SHORT TASK
Find each line with the string "μικρόβιον" and report it.

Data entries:
● ● ● ● ●

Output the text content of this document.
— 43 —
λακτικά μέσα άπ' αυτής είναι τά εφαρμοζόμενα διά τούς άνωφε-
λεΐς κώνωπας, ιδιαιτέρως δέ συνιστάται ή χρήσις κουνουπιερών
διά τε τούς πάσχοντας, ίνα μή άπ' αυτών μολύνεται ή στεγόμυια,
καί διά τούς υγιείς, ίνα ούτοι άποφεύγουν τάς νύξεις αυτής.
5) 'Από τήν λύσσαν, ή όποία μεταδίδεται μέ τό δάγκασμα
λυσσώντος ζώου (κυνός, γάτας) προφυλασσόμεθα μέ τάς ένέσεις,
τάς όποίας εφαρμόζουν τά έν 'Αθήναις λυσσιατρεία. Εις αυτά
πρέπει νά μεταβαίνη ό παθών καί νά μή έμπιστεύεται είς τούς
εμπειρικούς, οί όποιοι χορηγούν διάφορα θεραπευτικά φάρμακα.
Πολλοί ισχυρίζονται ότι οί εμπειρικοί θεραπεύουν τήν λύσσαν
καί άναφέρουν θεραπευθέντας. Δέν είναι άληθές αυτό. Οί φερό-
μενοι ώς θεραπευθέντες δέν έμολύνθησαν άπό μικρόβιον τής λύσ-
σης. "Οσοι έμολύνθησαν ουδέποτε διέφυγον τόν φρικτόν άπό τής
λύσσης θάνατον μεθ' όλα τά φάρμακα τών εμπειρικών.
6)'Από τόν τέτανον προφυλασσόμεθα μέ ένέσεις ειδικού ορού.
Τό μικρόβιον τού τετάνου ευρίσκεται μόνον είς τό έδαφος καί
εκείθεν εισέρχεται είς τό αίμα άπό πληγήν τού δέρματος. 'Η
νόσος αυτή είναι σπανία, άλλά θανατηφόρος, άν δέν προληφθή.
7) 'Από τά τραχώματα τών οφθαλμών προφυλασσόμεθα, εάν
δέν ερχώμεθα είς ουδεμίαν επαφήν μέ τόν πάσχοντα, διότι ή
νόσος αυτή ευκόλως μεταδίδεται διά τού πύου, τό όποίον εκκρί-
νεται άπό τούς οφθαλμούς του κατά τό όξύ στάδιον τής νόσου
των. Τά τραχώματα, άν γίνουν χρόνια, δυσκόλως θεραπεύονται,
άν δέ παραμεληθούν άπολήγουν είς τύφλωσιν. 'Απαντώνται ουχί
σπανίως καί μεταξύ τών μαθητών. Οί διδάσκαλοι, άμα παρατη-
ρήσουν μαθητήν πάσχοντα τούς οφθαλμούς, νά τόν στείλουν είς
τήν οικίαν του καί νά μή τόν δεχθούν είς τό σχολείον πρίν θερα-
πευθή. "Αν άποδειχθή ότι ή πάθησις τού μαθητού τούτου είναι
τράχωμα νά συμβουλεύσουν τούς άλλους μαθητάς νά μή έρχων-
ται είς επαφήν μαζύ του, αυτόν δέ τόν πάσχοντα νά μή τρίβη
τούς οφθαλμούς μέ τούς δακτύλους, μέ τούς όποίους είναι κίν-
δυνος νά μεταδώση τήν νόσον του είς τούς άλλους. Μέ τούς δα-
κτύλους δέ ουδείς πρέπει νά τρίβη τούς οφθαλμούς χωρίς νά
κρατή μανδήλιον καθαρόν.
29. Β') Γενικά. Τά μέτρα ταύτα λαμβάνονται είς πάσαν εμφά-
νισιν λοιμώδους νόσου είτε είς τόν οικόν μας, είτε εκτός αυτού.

● ● ● ● ●

COMPLETE OUTPUT
μενοι ώς θεραπευθέντες δέν έμολύνθησαν άπό μικρόβιον τής λύσ-
Τό μικρόβιον τού τετάνου ευρίσκεται μόνον είς τό έδαφος καί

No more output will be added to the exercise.